▸ **Work to do**
Pull out every line below containing the word "brother".

________

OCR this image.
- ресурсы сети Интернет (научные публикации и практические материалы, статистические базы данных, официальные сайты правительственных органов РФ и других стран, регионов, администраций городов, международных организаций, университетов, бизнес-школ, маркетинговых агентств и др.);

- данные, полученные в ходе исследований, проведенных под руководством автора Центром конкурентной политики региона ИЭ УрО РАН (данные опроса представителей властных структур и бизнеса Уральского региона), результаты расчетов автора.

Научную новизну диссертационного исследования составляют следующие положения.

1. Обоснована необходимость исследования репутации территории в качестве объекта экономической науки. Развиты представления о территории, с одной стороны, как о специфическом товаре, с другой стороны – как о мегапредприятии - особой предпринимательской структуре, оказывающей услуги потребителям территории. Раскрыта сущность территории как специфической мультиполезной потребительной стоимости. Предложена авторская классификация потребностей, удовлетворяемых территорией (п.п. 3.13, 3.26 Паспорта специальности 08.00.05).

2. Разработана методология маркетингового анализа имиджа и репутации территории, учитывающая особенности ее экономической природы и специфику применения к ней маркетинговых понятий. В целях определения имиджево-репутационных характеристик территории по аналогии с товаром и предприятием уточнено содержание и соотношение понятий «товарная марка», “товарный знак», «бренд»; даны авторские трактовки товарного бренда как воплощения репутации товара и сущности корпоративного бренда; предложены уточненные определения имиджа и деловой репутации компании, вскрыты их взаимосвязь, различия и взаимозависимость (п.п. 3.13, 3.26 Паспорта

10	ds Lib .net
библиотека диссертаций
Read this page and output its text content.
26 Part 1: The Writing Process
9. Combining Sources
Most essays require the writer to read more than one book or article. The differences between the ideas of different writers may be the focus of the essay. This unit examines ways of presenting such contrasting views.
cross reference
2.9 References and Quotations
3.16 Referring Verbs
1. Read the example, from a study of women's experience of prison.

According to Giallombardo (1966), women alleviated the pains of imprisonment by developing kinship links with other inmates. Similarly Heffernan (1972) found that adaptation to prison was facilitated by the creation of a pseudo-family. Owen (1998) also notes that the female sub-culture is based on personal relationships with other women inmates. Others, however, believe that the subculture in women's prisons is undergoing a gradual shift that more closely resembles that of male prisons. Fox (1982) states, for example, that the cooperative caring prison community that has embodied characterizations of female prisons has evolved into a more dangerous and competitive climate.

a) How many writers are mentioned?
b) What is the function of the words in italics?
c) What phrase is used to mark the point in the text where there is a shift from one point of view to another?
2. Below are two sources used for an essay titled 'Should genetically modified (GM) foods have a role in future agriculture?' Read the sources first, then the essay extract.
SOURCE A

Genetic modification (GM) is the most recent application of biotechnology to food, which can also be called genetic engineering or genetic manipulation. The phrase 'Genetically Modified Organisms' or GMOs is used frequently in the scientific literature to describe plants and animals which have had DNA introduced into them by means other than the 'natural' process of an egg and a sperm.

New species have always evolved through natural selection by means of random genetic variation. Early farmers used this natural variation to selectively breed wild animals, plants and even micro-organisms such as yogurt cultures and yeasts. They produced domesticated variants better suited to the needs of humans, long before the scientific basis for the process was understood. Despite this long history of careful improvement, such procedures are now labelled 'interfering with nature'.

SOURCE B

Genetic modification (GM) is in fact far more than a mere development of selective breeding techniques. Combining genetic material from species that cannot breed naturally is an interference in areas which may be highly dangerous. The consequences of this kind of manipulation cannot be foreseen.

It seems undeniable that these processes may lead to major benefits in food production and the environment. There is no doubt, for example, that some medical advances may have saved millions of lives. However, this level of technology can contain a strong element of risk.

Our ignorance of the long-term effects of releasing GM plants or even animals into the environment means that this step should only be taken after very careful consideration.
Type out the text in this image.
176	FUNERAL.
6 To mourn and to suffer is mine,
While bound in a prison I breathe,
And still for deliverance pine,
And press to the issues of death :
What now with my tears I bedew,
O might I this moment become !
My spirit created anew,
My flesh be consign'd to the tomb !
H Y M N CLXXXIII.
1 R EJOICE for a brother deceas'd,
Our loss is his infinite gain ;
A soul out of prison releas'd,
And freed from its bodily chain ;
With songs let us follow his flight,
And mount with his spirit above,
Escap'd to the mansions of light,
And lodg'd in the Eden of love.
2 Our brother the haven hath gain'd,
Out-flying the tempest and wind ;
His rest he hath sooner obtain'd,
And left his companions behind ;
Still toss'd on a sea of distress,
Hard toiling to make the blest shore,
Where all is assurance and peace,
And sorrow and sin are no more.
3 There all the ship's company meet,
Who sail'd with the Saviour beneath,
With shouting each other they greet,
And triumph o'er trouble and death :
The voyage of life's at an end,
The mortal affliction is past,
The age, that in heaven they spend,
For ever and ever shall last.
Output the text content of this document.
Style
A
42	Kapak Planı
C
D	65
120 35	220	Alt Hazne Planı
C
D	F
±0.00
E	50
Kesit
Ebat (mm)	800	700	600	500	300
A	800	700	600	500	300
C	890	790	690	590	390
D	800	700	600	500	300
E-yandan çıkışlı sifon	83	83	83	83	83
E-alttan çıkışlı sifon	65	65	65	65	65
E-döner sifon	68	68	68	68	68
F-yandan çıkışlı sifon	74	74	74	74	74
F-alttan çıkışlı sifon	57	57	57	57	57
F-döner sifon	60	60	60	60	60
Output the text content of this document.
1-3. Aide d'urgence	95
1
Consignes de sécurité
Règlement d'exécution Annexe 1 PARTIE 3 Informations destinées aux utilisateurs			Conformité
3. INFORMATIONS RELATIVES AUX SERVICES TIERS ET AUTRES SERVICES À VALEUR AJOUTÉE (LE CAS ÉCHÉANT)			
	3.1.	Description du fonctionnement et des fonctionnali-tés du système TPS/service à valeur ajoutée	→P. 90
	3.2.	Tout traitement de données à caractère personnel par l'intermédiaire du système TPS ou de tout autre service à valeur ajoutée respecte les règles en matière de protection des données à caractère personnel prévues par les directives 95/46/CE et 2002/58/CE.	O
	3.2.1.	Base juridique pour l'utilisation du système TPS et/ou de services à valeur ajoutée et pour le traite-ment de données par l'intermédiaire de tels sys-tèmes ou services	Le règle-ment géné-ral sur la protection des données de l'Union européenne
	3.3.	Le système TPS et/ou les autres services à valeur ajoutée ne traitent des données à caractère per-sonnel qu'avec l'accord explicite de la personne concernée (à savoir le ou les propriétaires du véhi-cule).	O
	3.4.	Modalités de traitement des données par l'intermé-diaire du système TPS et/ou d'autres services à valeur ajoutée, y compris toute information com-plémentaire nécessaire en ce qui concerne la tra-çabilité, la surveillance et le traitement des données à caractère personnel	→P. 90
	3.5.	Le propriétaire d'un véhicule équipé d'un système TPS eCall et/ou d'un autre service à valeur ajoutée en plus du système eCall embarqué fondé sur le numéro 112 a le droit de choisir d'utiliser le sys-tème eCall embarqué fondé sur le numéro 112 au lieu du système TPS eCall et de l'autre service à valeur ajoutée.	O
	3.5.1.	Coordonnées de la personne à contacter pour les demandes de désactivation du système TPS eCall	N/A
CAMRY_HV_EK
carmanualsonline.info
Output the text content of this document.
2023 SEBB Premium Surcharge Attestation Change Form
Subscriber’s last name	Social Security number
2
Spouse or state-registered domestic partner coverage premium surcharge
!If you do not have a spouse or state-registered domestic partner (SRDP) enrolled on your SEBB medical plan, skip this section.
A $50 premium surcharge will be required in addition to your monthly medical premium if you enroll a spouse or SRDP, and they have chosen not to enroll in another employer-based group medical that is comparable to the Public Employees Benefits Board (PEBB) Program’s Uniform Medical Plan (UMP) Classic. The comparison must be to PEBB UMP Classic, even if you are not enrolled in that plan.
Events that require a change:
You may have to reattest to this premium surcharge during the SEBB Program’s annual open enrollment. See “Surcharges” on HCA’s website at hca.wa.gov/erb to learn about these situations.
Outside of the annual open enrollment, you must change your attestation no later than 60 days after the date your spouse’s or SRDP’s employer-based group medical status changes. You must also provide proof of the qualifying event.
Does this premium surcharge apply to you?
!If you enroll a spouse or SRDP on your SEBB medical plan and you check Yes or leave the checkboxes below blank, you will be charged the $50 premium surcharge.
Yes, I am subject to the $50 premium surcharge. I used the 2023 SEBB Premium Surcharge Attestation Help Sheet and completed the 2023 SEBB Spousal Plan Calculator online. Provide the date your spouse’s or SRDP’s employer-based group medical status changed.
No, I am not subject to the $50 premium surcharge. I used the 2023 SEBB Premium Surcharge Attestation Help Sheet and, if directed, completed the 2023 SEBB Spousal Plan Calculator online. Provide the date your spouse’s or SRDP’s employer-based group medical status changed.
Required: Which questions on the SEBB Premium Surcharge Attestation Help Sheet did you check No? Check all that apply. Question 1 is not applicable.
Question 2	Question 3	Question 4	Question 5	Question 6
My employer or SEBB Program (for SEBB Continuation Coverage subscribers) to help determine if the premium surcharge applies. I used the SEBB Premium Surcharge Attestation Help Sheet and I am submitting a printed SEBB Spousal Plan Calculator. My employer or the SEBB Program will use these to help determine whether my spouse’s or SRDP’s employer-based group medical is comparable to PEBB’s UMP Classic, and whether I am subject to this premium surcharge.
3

________

▸ **Solution to this task**
1 R EJOICE for a brother deceas'd,
2 Our brother the haven hath gain'd,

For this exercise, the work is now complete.